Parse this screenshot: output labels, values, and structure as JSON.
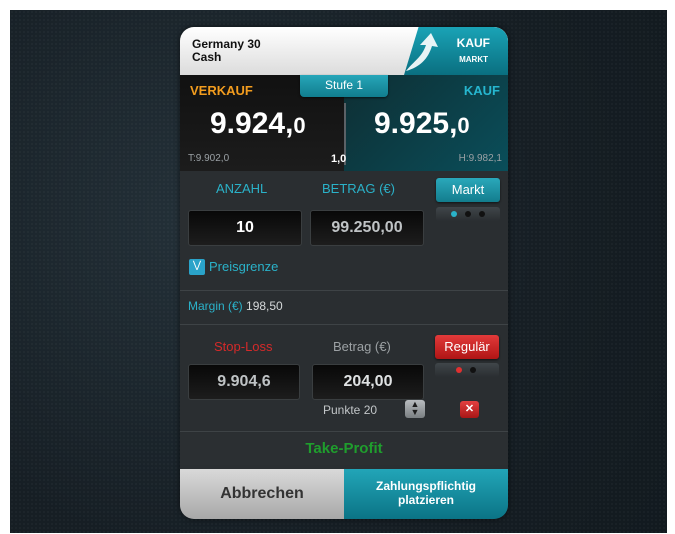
{
  "header": {
    "instrument_line1": "Germany 30",
    "instrument_line2": "Cash",
    "direction": "KAUF",
    "order_type": "MARKT"
  },
  "prices": {
    "sell_label": "VERKAUF",
    "buy_label": "KAUF",
    "level_tab": "Stufe 1",
    "sell_main": "9.924,",
    "sell_decimal": "0",
    "buy_main": "9.925,",
    "buy_decimal": "0",
    "low": "T:9.902,0",
    "spread": "1,0",
    "high": "H:9.982,1"
  },
  "order": {
    "quantity_label": "ANZAHL",
    "amount_label": "BETRAG (€)",
    "quantity_value": "10",
    "amount_value": "99.250,00",
    "mode_button": "Markt",
    "limit_label": "Preisgrenze"
  },
  "margin": {
    "label": "Margin (€)",
    "value": "198,50"
  },
  "stop": {
    "label": "Stop-Loss",
    "amount_label": "Betrag (€)",
    "mode_button": "Regulär",
    "price_value": "9.904,6",
    "amount_value": "204,00",
    "points_label": "Punkte",
    "points_value": "20"
  },
  "take_profit": {
    "label": "Take-Profit"
  },
  "footer": {
    "cancel": "Abbrechen",
    "place_line1": "Zahlungspflichtig",
    "place_line2": "platzieren"
  },
  "colors": {
    "accent": "#2ab2c9",
    "sell": "#f29c1e",
    "stop": "#d42a2a",
    "take_profit": "#1f9d2d"
  },
  "icons": [
    "arrow-up-right-icon",
    "chevron-down-icon",
    "up-down-stepper-icon",
    "close-icon"
  ]
}
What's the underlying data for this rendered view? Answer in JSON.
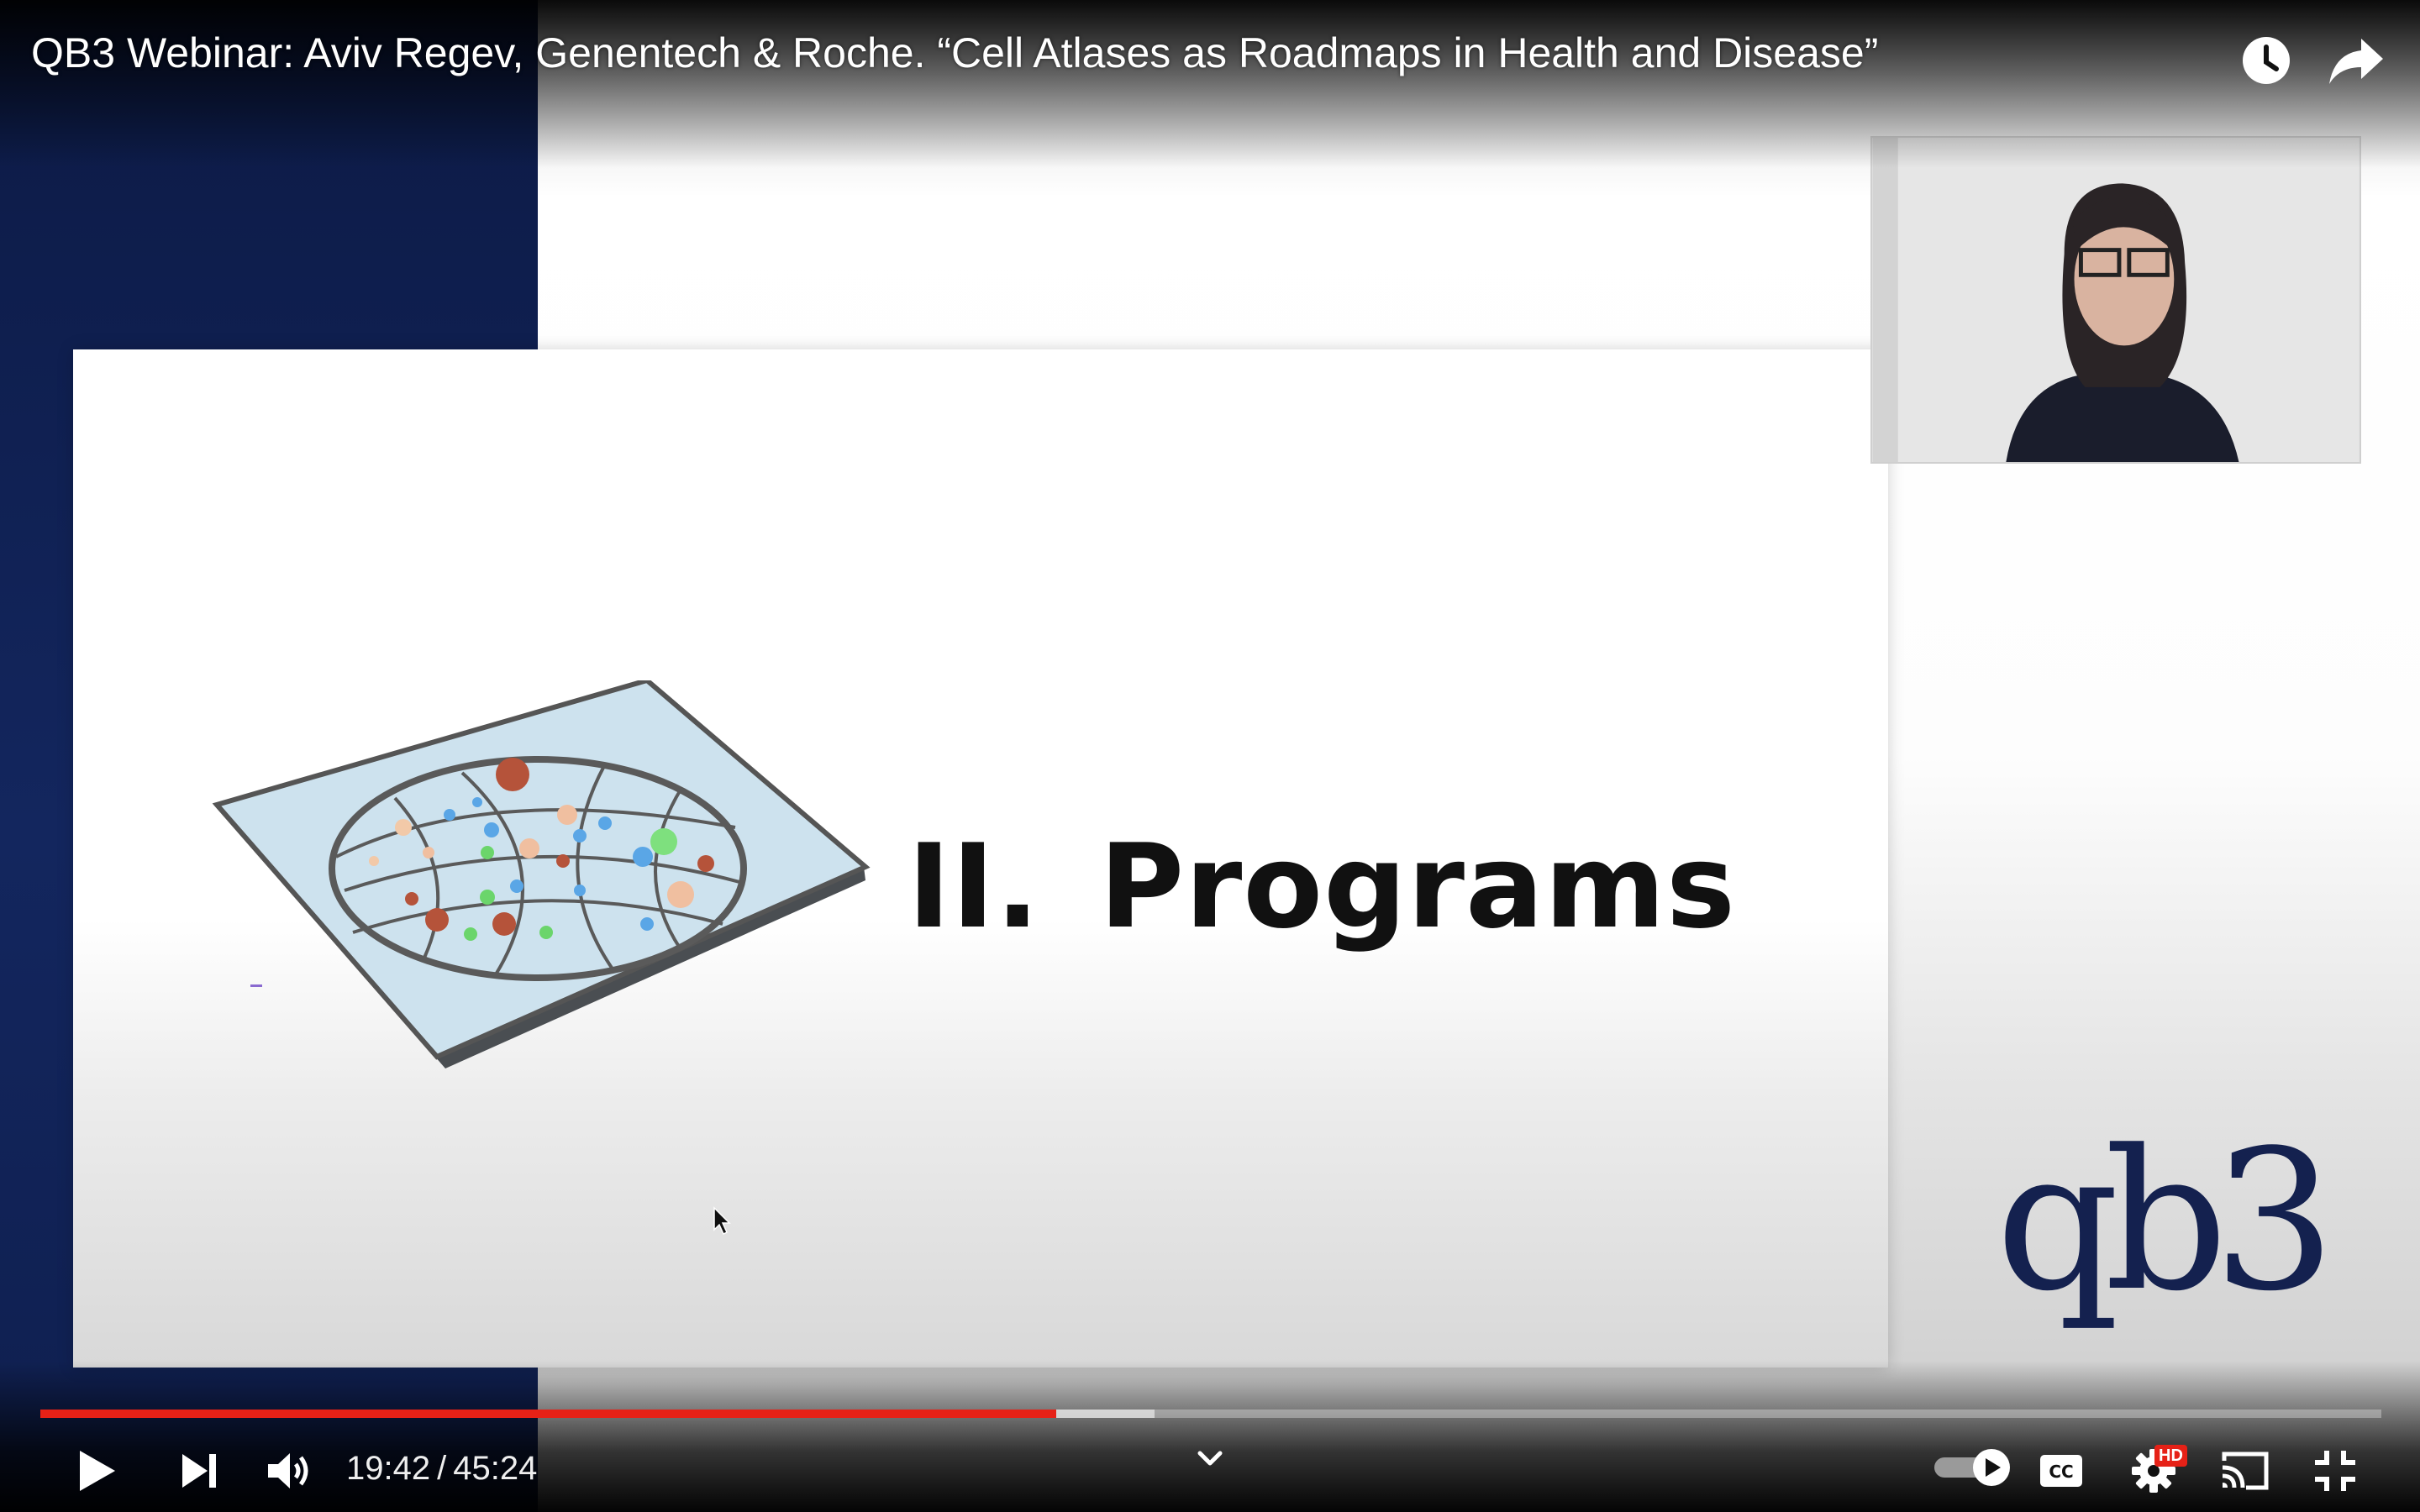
{
  "video": {
    "title": "QB3 Webinar: Aviv Regev, Genentech & Roche. “Cell Atlases as Roadmaps in Health and Disease”"
  },
  "slide": {
    "numeral": "II.",
    "heading": "Programs",
    "logo_text": "qb3",
    "logo_color": "#14214f",
    "background_color": "#0f1f4f"
  },
  "player": {
    "current_time": "19:42",
    "separator": "/",
    "duration": "45:24",
    "progress_fraction": 0.434,
    "buffered_fraction": 0.476,
    "accent_color": "#e62117",
    "hd_badge": "HD",
    "autoplay_on": true
  },
  "icons": {
    "top": [
      "watch-later-icon",
      "share-icon"
    ],
    "controls_left": [
      "play-icon",
      "next-icon",
      "volume-icon"
    ],
    "controls_right": [
      "autoplay-toggle",
      "captions-icon",
      "settings-icon",
      "cast-icon",
      "exit-fullscreen-icon"
    ],
    "center": [
      "chevron-down-icon"
    ]
  }
}
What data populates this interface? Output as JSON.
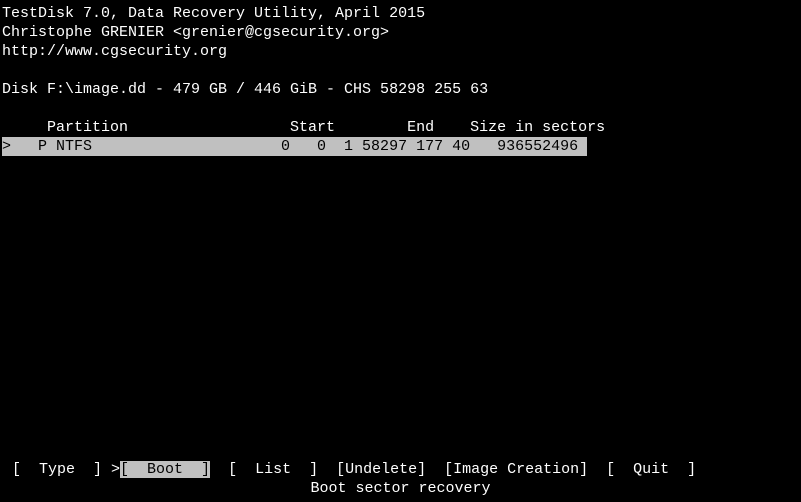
{
  "header": {
    "title": "TestDisk 7.0, Data Recovery Utility, April 2015",
    "author": "Christophe GRENIER <grenier@cgsecurity.org>",
    "url": "http://www.cgsecurity.org"
  },
  "disk": {
    "line": "Disk F:\\image.dd - 479 GB / 446 GiB - CHS 58298 255 63"
  },
  "table": {
    "header": "     Partition                  Start        End    Size in sectors",
    "rows": [
      ">   P NTFS                     0   0  1 58297 177 40   936552496 "
    ]
  },
  "menu": {
    "type": "[  Type  ]",
    "cursor": ">",
    "boot": "[  Boot  ]",
    "list": "  [  List  ]  ",
    "undelete": "[Undelete]  ",
    "image": "[Image Creation]",
    "quit": "  [  Quit  ]"
  },
  "description": "Boot sector recovery"
}
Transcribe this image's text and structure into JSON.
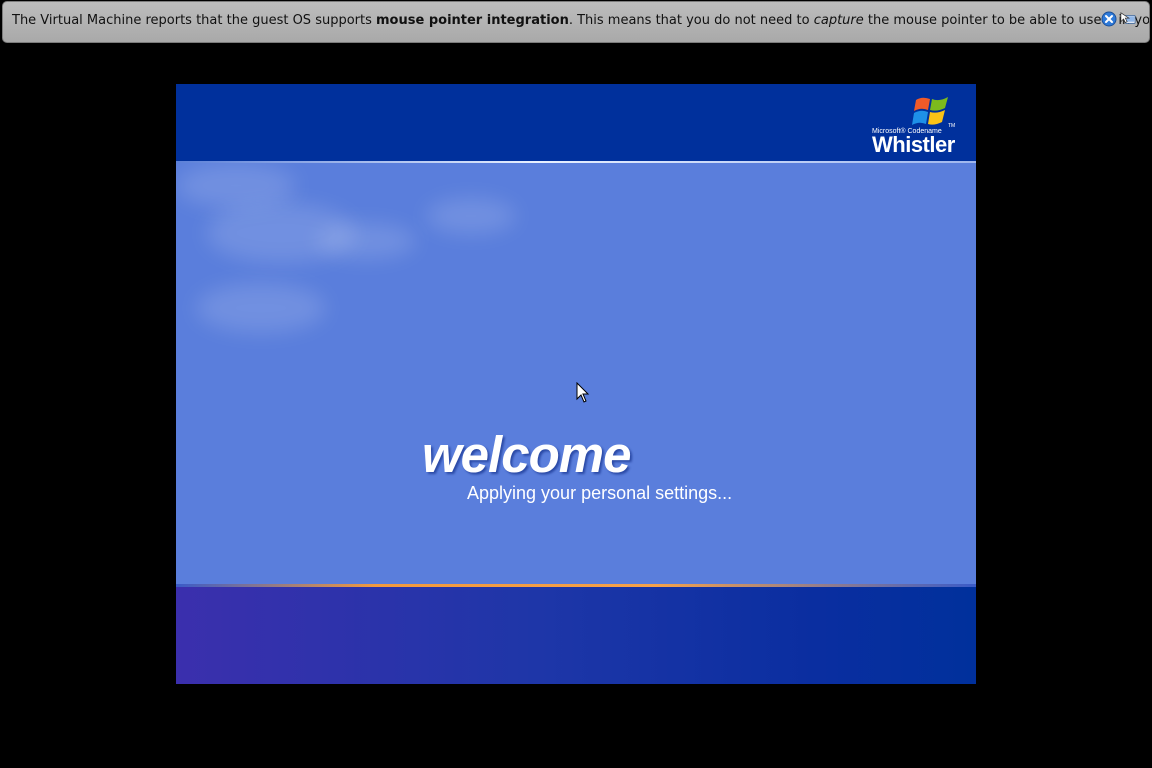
{
  "notification": {
    "text_before": "The Virtual Machine reports that the guest OS supports ",
    "bold_text": "mouse pointer integration",
    "text_middle": ". This means that you do not need to ",
    "italic_text": "capture",
    "text_after": " the mouse pointer to be able to use it in your guest OS --",
    "close_icon": "close-icon",
    "mouse_integration_icon": "mouse-pointer-integration-icon"
  },
  "guest_screen": {
    "logo_small": "Microsoft® Codename",
    "logo_main": "Whistler",
    "logo_tm": "TM",
    "welcome_text": "welcome",
    "status_text": "Applying your personal settings..."
  },
  "colors": {
    "notification_bg": "#b3b3b3",
    "guest_top_band": "#00309c",
    "guest_middle": "#5a7edc",
    "accent_line": "#f39a3e"
  }
}
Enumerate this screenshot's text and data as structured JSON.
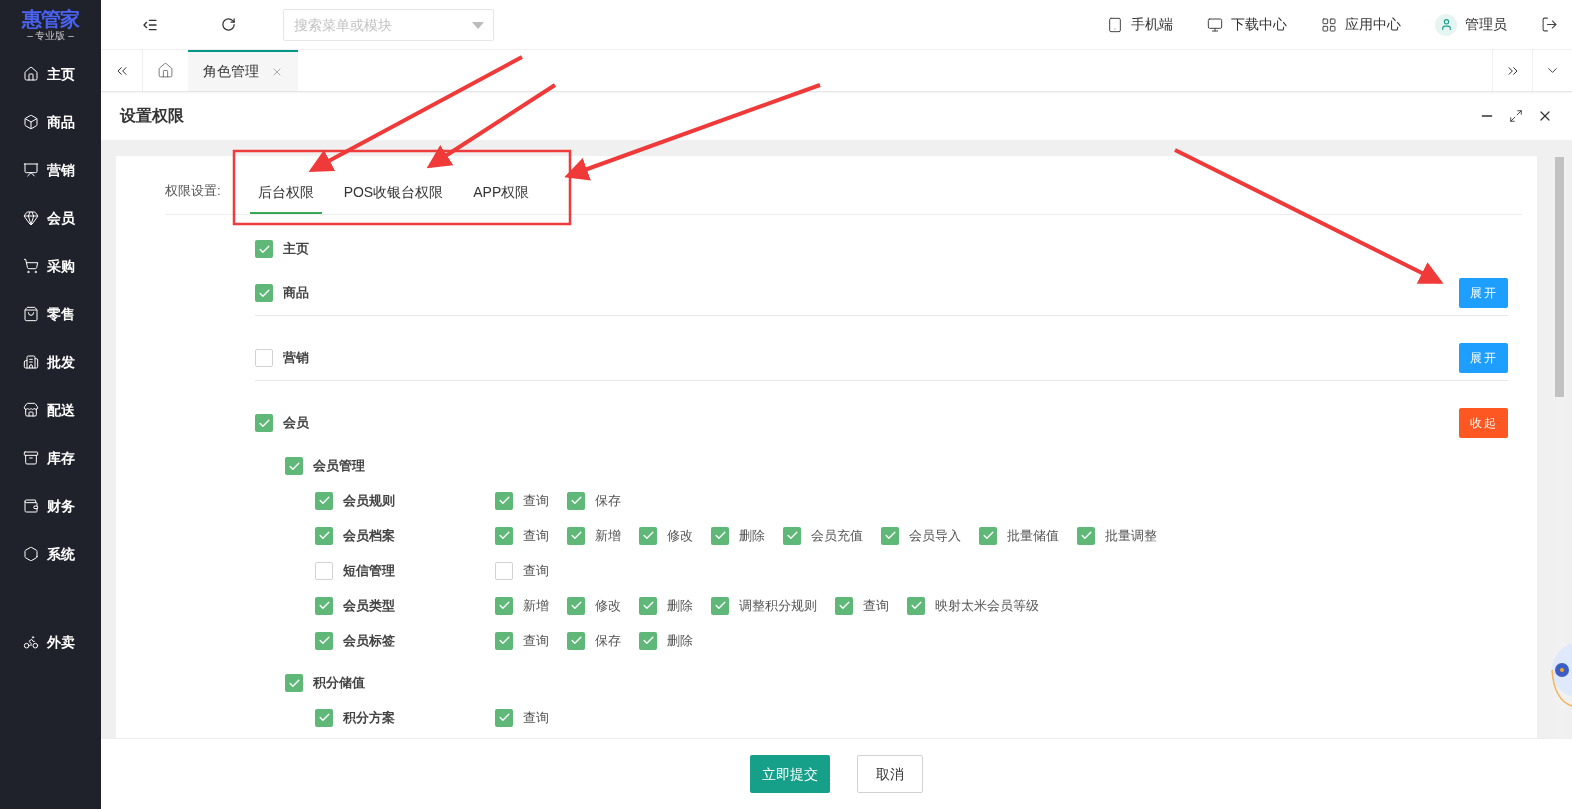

----------------

*GIVEN REQUEST*. Starting at the line that contains "Transcribe this image's", write out every line through the final line of the entries, word for word; skip any pictures.

*ANSWER BELOW*.
Transcribe this image's text and structure into JSON.
{
  "notification": {
    "text_before": "The Virtual Machine reports that the guest OS supports ",
    "bold_text": "mouse pointer integration",
    "text_middle": ". This means that you do not need to ",
    "italic_text": "capture",
    "text_after": " the mouse pointer to be able to use it in your guest OS --",
    "close_icon": "close-icon",
    "mouse_integration_icon": "mouse-pointer-integration-icon"
  },
  "guest_screen": {
    "logo_small": "Microsoft® Codename",
    "logo_main": "Whistler",
    "logo_tm": "TM",
    "welcome_text": "welcome",
    "status_text": "Applying your personal settings..."
  },
  "colors": {
    "notification_bg": "#b3b3b3",
    "guest_top_band": "#00309c",
    "guest_middle": "#5a7edc",
    "accent_line": "#f39a3e"
  }
}
Enumerate this screenshot's text and data as structured JSON.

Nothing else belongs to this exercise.